Job:
Print each of the entries exactly, leaving nothing out.

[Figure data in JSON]
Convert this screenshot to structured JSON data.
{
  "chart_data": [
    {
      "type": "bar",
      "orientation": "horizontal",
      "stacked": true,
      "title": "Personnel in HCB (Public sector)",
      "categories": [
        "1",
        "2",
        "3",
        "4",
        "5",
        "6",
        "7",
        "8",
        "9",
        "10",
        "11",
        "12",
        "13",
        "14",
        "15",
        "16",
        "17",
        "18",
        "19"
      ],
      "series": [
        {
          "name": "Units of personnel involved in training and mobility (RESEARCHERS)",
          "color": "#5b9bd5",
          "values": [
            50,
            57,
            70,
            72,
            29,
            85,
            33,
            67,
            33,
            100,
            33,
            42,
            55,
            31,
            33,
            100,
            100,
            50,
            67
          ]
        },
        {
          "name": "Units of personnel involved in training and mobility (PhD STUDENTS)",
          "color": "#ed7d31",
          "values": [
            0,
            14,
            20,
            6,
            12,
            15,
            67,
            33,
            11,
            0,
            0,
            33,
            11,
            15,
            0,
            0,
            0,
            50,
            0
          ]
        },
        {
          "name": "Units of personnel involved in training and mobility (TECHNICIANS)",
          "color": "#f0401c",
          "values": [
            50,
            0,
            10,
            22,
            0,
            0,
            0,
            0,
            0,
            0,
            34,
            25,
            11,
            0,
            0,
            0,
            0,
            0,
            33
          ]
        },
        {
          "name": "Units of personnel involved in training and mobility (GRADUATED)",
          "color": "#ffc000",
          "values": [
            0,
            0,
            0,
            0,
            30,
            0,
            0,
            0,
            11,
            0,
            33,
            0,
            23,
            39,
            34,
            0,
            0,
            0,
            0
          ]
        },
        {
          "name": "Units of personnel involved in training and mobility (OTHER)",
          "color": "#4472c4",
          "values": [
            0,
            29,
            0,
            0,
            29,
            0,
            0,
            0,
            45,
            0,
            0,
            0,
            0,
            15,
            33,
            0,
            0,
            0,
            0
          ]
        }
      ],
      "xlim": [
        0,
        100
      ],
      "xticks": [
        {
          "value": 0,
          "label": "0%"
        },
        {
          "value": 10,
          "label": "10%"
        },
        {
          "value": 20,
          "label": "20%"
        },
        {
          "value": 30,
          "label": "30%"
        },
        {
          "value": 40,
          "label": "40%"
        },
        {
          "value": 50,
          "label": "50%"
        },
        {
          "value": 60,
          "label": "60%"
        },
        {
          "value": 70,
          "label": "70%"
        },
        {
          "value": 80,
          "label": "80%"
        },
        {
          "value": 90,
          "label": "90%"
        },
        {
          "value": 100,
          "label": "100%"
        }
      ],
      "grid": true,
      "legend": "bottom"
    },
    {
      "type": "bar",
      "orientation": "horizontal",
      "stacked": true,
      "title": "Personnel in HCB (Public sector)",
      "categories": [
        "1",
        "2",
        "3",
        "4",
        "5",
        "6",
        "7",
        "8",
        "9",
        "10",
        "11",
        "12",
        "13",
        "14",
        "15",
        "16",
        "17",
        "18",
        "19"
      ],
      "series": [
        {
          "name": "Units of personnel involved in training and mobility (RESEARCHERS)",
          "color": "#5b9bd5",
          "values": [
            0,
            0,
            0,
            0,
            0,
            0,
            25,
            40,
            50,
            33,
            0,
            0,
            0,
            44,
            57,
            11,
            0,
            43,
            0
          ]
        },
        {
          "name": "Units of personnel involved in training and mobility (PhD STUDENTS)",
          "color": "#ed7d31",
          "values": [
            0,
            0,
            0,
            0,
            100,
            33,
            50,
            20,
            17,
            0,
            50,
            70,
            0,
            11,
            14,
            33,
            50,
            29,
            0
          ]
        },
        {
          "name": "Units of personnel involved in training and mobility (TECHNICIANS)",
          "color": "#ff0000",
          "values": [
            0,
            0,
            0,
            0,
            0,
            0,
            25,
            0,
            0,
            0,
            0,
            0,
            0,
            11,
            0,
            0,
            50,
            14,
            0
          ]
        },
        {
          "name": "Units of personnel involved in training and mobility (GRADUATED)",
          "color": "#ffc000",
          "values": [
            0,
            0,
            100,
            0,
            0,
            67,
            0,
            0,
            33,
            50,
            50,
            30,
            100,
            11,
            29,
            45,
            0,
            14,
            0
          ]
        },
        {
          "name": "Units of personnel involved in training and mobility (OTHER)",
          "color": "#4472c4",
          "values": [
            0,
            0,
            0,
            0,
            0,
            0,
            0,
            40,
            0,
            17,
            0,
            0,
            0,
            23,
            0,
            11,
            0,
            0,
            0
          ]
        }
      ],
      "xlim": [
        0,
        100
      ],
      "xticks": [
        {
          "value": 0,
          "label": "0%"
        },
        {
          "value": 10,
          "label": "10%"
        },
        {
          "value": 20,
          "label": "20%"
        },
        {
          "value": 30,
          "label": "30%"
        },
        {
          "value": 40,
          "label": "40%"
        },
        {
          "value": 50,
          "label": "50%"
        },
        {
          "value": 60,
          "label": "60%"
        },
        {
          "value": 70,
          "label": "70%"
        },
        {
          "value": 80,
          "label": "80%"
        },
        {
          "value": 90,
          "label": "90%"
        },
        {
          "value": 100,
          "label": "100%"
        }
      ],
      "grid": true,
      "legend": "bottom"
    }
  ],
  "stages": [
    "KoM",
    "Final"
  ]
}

The solution:
Convert this screenshot to structured JSON data.
{
  "chart_data": [
    {
      "type": "bar",
      "orientation": "horizontal",
      "stacked": true,
      "title": "Personnel in HCB (Public sector)",
      "categories": [
        "1",
        "2",
        "3",
        "4",
        "5",
        "6",
        "7",
        "8",
        "9",
        "10",
        "11",
        "12",
        "13",
        "14",
        "15",
        "16",
        "17",
        "18",
        "19"
      ],
      "series": [
        {
          "name": "Units of personnel involved in training and mobility (RESEARCHERS)",
          "color": "#5b9bd5",
          "values": [
            50,
            57,
            70,
            72,
            29,
            85,
            33,
            67,
            33,
            100,
            33,
            42,
            55,
            31,
            33,
            100,
            100,
            50,
            67
          ]
        },
        {
          "name": "Units of personnel involved in training and mobility (PhD STUDENTS)",
          "color": "#ed7d31",
          "values": [
            0,
            14,
            20,
            6,
            12,
            15,
            67,
            33,
            11,
            0,
            0,
            33,
            11,
            15,
            0,
            0,
            0,
            50,
            0
          ]
        },
        {
          "name": "Units of personnel involved in training and mobility (TECHNICIANS)",
          "color": "#f0401c",
          "values": [
            50,
            0,
            10,
            22,
            0,
            0,
            0,
            0,
            0,
            0,
            34,
            25,
            11,
            0,
            0,
            0,
            0,
            0,
            33
          ]
        },
        {
          "name": "Units of personnel involved in training and mobility (GRADUATED)",
          "color": "#ffc000",
          "values": [
            0,
            0,
            0,
            0,
            30,
            0,
            0,
            0,
            11,
            0,
            33,
            0,
            23,
            39,
            34,
            0,
            0,
            0,
            0
          ]
        },
        {
          "name": "Units of personnel involved in training and mobility (OTHER)",
          "color": "#4472c4",
          "values": [
            0,
            29,
            0,
            0,
            29,
            0,
            0,
            0,
            45,
            0,
            0,
            0,
            0,
            15,
            33,
            0,
            0,
            0,
            0
          ]
        }
      ],
      "xlim": [
        0,
        100
      ],
      "xticks": [
        {
          "value": 0,
          "label": "0%"
        },
        {
          "value": 10,
          "label": "10%"
        },
        {
          "value": 20,
          "label": "20%"
        },
        {
          "value": 30,
          "label": "30%"
        },
        {
          "value": 40,
          "label": "40%"
        },
        {
          "value": 50,
          "label": "50%"
        },
        {
          "value": 60,
          "label": "60%"
        },
        {
          "value": 70,
          "label": "70%"
        },
        {
          "value": 80,
          "label": "80%"
        },
        {
          "value": 90,
          "label": "90%"
        },
        {
          "value": 100,
          "label": "100%"
        }
      ],
      "grid": true,
      "legend": "bottom"
    },
    {
      "type": "bar",
      "orientation": "horizontal",
      "stacked": true,
      "title": "Personnel in HCB (Public sector)",
      "categories": [
        "1",
        "2",
        "3",
        "4",
        "5",
        "6",
        "7",
        "8",
        "9",
        "10",
        "11",
        "12",
        "13",
        "14",
        "15",
        "16",
        "17",
        "18",
        "19"
      ],
      "series": [
        {
          "name": "Units of personnel involved in training and mobility (RESEARCHERS)",
          "color": "#5b9bd5",
          "values": [
            0,
            0,
            0,
            0,
            0,
            0,
            25,
            40,
            50,
            33,
            0,
            0,
            0,
            44,
            57,
            11,
            0,
            43,
            0
          ]
        },
        {
          "name": "Units of personnel involved in training and mobility (PhD STUDENTS)",
          "color": "#ed7d31",
          "values": [
            0,
            0,
            0,
            0,
            100,
            33,
            50,
            20,
            17,
            0,
            50,
            70,
            0,
            11,
            14,
            33,
            50,
            29,
            0
          ]
        },
        {
          "name": "Units of personnel involved in training and mobility (TECHNICIANS)",
          "color": "#ff0000",
          "values": [
            0,
            0,
            0,
            0,
            0,
            0,
            25,
            0,
            0,
            0,
            0,
            0,
            0,
            11,
            0,
            0,
            50,
            14,
            0
          ]
        },
        {
          "name": "Units of personnel involved in training and mobility (GRADUATED)",
          "color": "#ffc000",
          "values": [
            0,
            0,
            100,
            0,
            0,
            67,
            0,
            0,
            33,
            50,
            50,
            30,
            100,
            11,
            29,
            45,
            0,
            14,
            0
          ]
        },
        {
          "name": "Units of personnel involved in training and mobility (OTHER)",
          "color": "#4472c4",
          "values": [
            0,
            0,
            0,
            0,
            0,
            0,
            0,
            40,
            0,
            17,
            0,
            0,
            0,
            23,
            0,
            11,
            0,
            0,
            0
          ]
        }
      ],
      "xlim": [
        0,
        100
      ],
      "xticks": [
        {
          "value": 0,
          "label": "0%"
        },
        {
          "value": 10,
          "label": "10%"
        },
        {
          "value": 20,
          "label": "20%"
        },
        {
          "value": 30,
          "label": "30%"
        },
        {
          "value": 40,
          "label": "40%"
        },
        {
          "value": 50,
          "label": "50%"
        },
        {
          "value": 60,
          "label": "60%"
        },
        {
          "value": 70,
          "label": "70%"
        },
        {
          "value": 80,
          "label": "80%"
        },
        {
          "value": 90,
          "label": "90%"
        },
        {
          "value": 100,
          "label": "100%"
        }
      ],
      "grid": true,
      "legend": "bottom"
    }
  ],
  "stages": [
    "KoM",
    "Final"
  ]
}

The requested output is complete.